Saved data entries
• • •
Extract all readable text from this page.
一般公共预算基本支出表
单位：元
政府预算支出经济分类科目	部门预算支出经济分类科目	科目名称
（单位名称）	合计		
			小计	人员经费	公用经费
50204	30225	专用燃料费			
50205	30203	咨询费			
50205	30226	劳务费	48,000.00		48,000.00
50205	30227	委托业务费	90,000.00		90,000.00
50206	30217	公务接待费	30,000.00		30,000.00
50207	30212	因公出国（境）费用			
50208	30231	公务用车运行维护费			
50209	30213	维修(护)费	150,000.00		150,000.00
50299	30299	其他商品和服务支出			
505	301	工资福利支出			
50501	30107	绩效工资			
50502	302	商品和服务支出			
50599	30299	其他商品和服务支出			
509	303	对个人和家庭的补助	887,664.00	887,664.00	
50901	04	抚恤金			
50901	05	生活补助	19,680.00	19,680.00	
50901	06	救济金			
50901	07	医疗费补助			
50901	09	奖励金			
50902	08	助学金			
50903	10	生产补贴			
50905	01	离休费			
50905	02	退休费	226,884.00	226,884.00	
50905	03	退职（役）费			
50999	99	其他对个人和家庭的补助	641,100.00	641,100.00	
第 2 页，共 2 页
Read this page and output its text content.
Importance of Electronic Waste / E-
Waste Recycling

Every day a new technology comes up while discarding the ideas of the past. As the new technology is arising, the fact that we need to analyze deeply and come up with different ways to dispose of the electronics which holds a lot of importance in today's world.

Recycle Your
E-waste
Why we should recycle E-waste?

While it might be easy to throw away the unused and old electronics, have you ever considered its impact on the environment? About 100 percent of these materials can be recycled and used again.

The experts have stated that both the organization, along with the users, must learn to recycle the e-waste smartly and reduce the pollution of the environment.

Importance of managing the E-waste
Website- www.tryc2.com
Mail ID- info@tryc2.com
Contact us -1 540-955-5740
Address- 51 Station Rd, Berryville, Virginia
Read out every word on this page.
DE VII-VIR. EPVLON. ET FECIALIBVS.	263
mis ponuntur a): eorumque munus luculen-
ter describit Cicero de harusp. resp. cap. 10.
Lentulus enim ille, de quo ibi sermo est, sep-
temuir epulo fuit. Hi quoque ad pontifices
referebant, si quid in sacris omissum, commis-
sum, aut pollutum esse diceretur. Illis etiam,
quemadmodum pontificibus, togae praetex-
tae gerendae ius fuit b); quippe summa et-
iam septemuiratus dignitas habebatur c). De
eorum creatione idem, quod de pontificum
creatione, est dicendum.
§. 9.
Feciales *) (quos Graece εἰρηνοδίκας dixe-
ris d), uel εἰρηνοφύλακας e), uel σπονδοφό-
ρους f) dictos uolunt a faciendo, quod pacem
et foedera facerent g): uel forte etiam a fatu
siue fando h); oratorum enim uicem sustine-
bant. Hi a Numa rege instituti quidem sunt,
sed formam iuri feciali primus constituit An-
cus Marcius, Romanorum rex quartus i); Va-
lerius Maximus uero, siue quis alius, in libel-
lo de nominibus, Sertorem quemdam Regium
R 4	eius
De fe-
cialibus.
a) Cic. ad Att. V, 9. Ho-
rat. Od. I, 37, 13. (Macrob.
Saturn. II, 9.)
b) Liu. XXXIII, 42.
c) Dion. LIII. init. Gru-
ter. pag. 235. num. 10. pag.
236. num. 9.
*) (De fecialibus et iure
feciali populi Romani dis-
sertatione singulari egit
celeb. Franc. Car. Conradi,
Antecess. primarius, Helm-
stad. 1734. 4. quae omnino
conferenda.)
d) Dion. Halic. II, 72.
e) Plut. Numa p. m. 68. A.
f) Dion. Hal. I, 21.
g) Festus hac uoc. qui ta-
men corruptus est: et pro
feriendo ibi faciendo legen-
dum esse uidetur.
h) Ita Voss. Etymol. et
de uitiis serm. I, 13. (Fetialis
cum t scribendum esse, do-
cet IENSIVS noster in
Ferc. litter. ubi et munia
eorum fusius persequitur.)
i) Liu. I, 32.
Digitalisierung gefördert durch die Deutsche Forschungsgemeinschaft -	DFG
• • •
Faithfully reproduce all of the records, character for character.

Extract all readable text from this page.
一般公共预算基本支出表
单位：元
政府预算支出经济分类科目	部门预算支出经济分类科目	科目名称
（单位名称）	合计		
			小计	人员经费	公用经费
50204	30225	专用燃料费			
50205	30203	咨询费			
50205	30226	劳务费	48,000.00		48,000.00
50205	30227	委托业务费	90,000.00		90,000.00
50206	30217	公务接待费	30,000.00		30,000.00
50207	30212	因公出国（境）费用			
50208	30231	公务用车运行维护费			
50209	30213	维修(护)费	150,000.00		150,000.00
50299	30299	其他商品和服务支出			
505	301	工资福利支出			
50501	30107	绩效工资			
50502	302	商品和服务支出			
50599	30299	其他商品和服务支出			
509	303	对个人和家庭的补助	887,664.00	887,664.00	
50901	04	抚恤金			
50901	05	生活补助	19,680.00	19,680.00	
50901	06	救济金			
50901	07	医疗费补助			
50901	09	奖励金			
50902	08	助学金			
50903	10	生产补贴			
50905	01	离休费			
50905	02	退休费	226,884.00	226,884.00	
50905	03	退职（役）费			
50999	99	其他对个人和家庭的补助	641,100.00	641,100.00	
第 2 页，共 2 页
Read this page and output its text content.
Importance of Electronic Waste / E-
Waste Recycling

Every day a new technology comes up while discarding the ideas of the past. As the new technology is arising, the fact that we need to analyze deeply and come up with different ways to dispose of the electronics which holds a lot of importance in today's world.

Recycle Your
E-waste
Why we should recycle E-waste?

While it might be easy to throw away the unused and old electronics, have you ever considered its impact on the environment? About 100 percent of these materials can be recycled and used again.

The experts have stated that both the organization, along with the users, must learn to recycle the e-waste smartly and reduce the pollution of the environment.

Importance of managing the E-waste
Website- www.tryc2.com
Mail ID- info@tryc2.com
Contact us -1 540-955-5740
Address- 51 Station Rd, Berryville, Virginia
Read out every word on this page.
DE VII-VIR. EPVLON. ET FECIALIBVS.	263
mis ponuntur a): eorumque munus luculen-
ter describit Cicero de harusp. resp. cap. 10.
Lentulus enim ille, de quo ibi sermo est, sep-
temuir epulo fuit. Hi quoque ad pontifices
referebant, si quid in sacris omissum, commis-
sum, aut pollutum esse diceretur. Illis etiam,
quemadmodum pontificibus, togae praetex-
tae gerendae ius fuit b); quippe summa et-
iam septemuiratus dignitas habebatur c). De
eorum creatione idem, quod de pontificum
creatione, est dicendum.
§. 9.
Feciales *) (quos Graece εἰρηνοδίκας dixe-
ris d), uel εἰρηνοφύλακας e), uel σπονδοφό-
ρους f) dictos uolunt a faciendo, quod pacem
et foedera facerent g): uel forte etiam a fatu
siue fando h); oratorum enim uicem sustine-
bant. Hi a Numa rege instituti quidem sunt,
sed formam iuri feciali primus constituit An-
cus Marcius, Romanorum rex quartus i); Va-
lerius Maximus uero, siue quis alius, in libel-
lo de nominibus, Sertorem quemdam Regium
R 4	eius
De fe-
cialibus.
a) Cic. ad Att. V, 9. Ho-
rat. Od. I, 37, 13. (Macrob.
Saturn. II, 9.)
b) Liu. XXXIII, 42.
c) Dion. LIII. init. Gru-
ter. pag. 235. num. 10. pag.
236. num. 9.
*) (De fecialibus et iure
feciali populi Romani dis-
sertatione singulari egit
celeb. Franc. Car. Conradi,
Antecess. primarius, Helm-
stad. 1734. 4. quae omnino
conferenda.)
d) Dion. Halic. II, 72.
e) Plut. Numa p. m. 68. A.
f) Dion. Hal. I, 21.
g) Festus hac uoc. qui ta-
men corruptus est: et pro
feriendo ibi faciendo legen-
dum esse uidetur.
h) Ita Voss. Etymol. et
de uitiis serm. I, 13. (Fetialis
cum t scribendum esse, do-
cet IENSIVS noster in
Ferc. litter. ubi et munia
eorum fusius persequitur.)
i) Liu. I, 32.
Digitalisierung gefördert durch die Deutsche Forschungsgemeinschaft -	DFG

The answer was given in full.